[START]

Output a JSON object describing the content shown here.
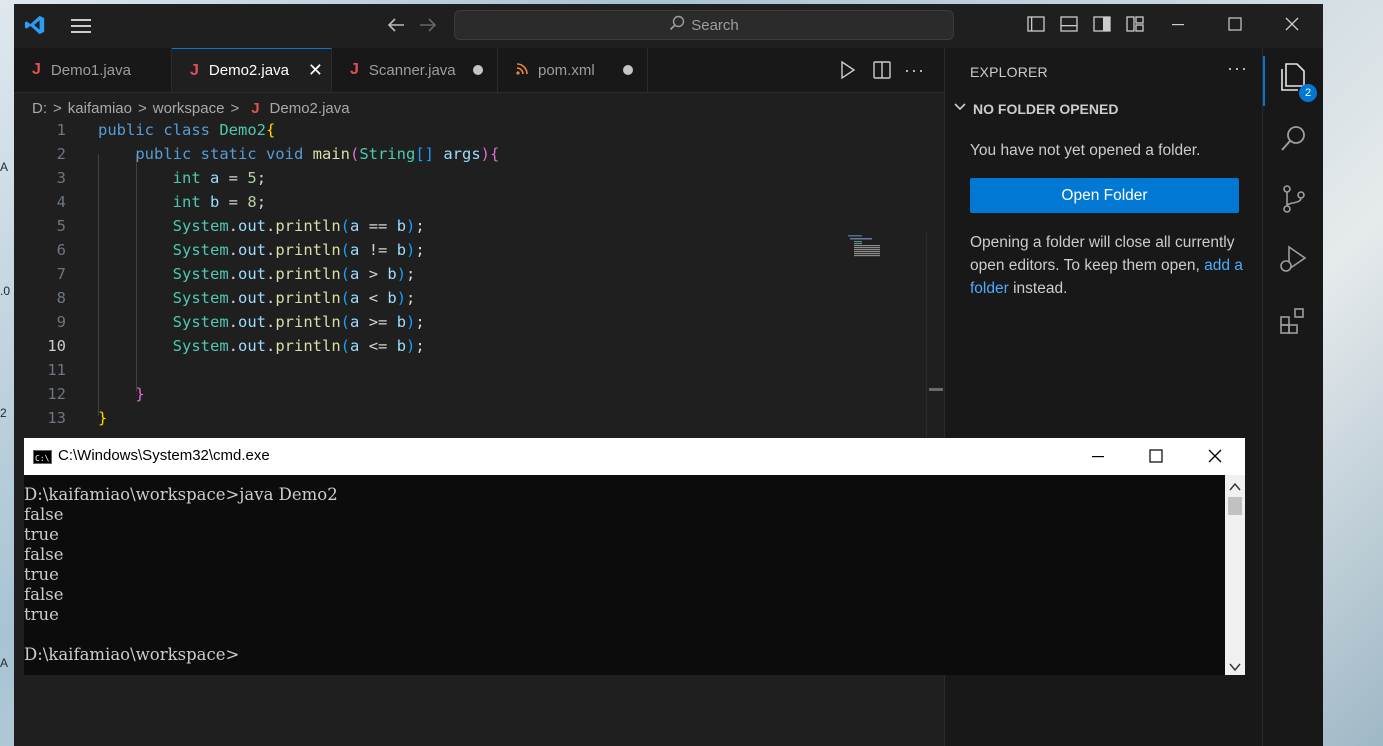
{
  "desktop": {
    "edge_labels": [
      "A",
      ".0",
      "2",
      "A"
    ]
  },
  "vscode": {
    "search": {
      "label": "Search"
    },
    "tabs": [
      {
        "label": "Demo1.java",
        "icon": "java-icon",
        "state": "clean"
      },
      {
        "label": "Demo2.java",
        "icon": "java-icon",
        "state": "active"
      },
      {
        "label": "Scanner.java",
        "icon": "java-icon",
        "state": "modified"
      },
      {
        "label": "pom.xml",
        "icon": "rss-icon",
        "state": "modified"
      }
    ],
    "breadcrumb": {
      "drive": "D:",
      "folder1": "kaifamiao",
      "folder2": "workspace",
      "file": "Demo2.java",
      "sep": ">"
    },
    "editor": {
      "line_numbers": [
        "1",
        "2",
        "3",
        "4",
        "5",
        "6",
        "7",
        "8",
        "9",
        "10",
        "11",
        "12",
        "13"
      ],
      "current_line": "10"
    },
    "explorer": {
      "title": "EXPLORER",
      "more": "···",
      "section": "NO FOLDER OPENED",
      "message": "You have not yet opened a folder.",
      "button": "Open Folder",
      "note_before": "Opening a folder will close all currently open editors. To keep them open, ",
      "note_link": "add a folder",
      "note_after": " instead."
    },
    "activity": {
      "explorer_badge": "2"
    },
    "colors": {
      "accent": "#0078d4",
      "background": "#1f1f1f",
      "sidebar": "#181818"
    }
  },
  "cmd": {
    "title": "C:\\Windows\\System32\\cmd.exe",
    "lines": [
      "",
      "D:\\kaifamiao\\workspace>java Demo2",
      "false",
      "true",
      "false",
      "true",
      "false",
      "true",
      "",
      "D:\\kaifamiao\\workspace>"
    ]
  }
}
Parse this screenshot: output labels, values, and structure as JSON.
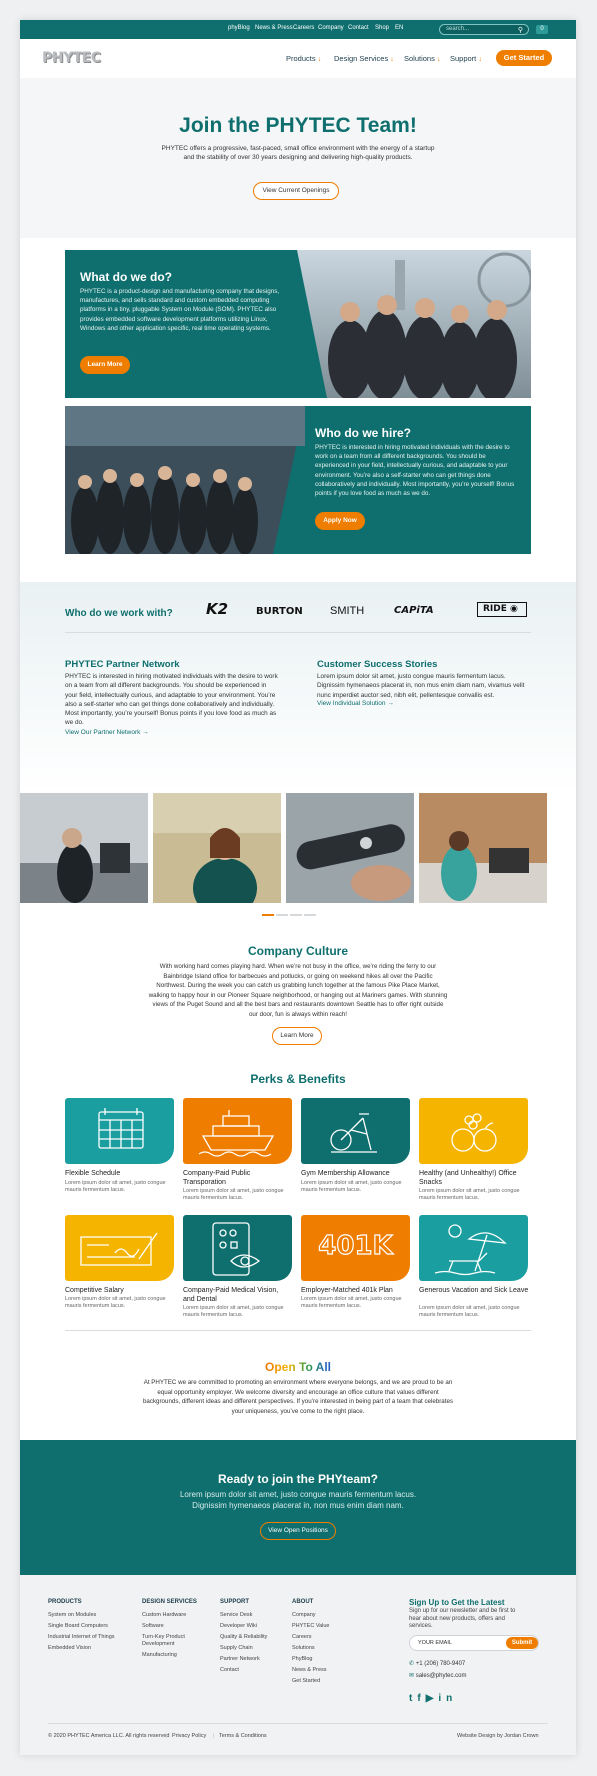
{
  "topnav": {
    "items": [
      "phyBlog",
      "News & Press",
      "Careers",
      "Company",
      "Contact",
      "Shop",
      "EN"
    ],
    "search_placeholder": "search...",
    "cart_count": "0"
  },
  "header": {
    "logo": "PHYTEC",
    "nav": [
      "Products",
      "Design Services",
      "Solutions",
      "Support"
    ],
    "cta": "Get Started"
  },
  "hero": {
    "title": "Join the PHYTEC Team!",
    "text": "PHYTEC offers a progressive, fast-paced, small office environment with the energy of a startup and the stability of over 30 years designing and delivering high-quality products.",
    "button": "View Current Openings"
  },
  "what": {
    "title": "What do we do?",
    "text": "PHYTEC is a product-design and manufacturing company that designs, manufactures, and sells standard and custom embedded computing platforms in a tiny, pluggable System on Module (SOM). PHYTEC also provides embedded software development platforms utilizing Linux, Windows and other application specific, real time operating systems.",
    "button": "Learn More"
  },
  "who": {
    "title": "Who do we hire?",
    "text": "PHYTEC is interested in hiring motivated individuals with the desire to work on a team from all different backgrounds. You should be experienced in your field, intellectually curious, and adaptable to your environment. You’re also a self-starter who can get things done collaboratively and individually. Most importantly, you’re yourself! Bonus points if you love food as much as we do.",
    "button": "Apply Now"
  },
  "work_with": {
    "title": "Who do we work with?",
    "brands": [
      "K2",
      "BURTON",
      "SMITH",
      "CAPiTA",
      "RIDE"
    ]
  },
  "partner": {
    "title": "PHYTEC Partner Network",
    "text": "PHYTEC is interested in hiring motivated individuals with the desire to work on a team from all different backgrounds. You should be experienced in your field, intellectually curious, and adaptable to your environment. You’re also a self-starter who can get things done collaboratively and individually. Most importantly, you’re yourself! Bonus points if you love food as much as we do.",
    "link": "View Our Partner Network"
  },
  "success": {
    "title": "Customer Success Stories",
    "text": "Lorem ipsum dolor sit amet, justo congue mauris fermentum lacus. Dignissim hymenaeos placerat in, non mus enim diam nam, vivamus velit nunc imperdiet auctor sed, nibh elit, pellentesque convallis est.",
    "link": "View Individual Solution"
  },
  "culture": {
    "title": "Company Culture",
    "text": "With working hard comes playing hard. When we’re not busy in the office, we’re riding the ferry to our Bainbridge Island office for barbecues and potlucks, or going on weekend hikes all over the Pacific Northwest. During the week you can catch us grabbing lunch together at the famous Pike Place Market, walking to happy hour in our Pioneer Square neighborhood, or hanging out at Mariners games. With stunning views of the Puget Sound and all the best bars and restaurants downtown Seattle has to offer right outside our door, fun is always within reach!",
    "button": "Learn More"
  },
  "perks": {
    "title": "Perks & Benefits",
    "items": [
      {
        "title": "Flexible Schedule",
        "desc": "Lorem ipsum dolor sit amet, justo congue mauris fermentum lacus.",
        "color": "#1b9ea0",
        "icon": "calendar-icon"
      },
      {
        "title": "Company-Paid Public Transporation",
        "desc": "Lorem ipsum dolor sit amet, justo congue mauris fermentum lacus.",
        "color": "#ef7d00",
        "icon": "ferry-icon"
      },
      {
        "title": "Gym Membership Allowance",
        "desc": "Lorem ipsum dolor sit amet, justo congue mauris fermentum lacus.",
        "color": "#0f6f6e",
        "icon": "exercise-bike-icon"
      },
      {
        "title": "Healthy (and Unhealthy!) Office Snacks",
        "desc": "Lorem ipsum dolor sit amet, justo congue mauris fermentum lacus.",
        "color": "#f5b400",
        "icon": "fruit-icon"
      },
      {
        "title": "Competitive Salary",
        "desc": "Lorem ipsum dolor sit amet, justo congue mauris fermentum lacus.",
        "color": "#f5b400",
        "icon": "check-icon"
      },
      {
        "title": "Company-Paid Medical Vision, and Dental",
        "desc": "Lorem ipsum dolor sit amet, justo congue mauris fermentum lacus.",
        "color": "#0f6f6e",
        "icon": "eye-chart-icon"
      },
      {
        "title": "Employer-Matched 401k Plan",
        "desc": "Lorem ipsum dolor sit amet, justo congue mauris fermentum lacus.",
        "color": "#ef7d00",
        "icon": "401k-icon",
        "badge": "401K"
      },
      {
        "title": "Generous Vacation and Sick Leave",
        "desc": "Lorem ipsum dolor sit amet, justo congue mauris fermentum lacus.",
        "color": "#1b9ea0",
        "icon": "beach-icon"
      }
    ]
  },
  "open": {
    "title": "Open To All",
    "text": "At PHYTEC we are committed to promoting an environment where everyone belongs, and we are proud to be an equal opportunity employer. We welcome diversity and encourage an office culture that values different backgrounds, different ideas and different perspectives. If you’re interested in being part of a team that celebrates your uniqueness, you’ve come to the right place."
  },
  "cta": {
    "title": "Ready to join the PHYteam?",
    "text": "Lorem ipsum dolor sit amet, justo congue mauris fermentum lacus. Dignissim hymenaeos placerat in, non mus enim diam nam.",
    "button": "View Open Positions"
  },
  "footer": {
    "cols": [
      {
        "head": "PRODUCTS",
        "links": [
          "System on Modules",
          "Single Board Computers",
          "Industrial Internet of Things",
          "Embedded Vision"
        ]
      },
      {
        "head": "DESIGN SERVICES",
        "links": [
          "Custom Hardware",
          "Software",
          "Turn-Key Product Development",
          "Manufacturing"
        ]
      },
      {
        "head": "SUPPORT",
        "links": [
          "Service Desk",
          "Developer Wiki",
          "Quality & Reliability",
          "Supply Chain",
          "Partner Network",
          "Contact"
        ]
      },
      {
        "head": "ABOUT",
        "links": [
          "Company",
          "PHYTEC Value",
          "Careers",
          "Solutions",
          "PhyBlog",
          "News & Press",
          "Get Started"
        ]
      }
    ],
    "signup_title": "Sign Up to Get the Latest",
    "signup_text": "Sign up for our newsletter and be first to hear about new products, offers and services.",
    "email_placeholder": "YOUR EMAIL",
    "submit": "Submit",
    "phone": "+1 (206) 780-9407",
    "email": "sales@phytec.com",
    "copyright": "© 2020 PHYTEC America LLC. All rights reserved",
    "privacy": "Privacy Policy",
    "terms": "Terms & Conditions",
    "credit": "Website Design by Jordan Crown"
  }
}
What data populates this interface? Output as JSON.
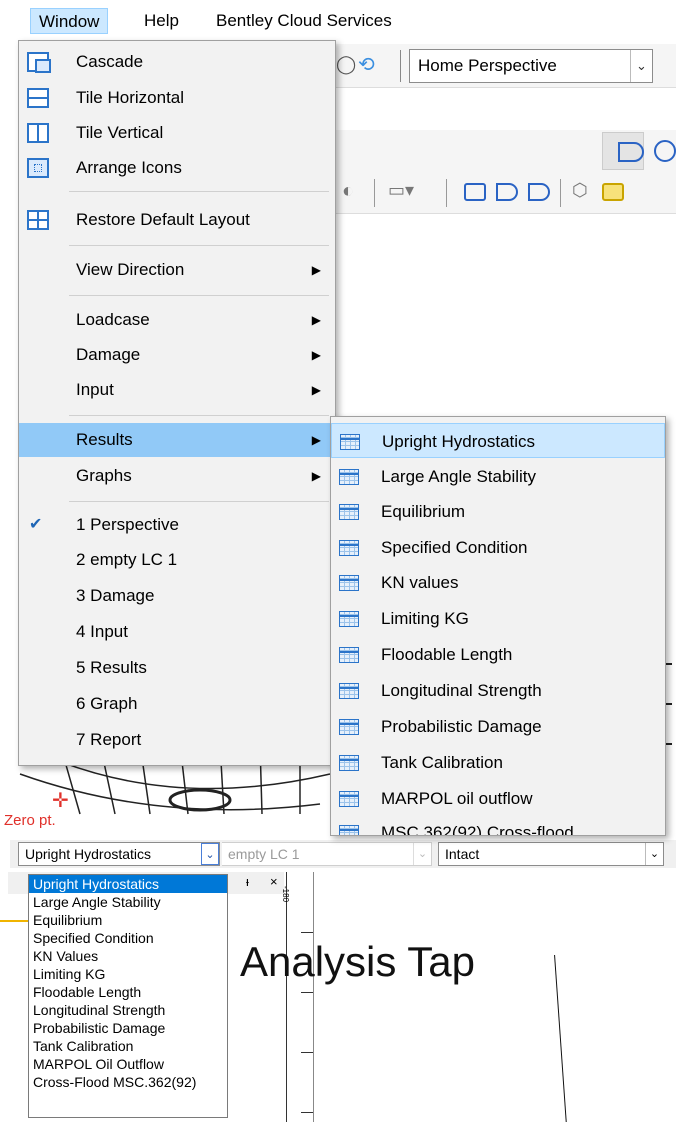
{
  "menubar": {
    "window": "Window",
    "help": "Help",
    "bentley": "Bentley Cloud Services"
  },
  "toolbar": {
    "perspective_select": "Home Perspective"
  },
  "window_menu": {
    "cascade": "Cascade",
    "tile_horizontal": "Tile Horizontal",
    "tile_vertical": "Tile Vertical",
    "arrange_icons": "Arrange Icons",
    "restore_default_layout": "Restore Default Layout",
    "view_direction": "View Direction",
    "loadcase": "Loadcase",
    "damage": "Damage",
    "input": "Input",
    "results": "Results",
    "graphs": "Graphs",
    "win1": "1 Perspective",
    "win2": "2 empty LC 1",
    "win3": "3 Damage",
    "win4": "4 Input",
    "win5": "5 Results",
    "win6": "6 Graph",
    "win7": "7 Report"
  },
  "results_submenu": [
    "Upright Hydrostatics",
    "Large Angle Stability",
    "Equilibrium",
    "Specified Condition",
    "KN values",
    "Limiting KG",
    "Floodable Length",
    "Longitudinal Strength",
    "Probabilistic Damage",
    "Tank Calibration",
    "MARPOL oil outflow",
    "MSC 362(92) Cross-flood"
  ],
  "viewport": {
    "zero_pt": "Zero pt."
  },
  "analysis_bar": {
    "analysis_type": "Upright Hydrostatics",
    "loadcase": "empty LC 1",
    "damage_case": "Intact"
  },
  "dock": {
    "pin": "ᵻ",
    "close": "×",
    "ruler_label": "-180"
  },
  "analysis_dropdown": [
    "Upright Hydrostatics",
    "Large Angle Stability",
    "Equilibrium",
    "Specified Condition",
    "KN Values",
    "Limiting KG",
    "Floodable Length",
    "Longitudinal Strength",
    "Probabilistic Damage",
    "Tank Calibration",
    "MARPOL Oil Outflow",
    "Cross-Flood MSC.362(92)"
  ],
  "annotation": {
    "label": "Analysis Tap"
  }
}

[END]

List all lines holding the string "Dignissim".

    "text": "Lorem ipsum dolor sit amet, justo congue mauris fermentum lacus. Dignissim hymenaeos placerat in, non mus enim diam nam, vivamus velit nunc imperdiet auctor sed, nibh elit, pellentesque convallis est.",
    "text": "Lorem ipsum dolor sit amet, justo congue mauris fermentum lacus. Dignissim hymenaeos placerat in, non mus enim diam nam.",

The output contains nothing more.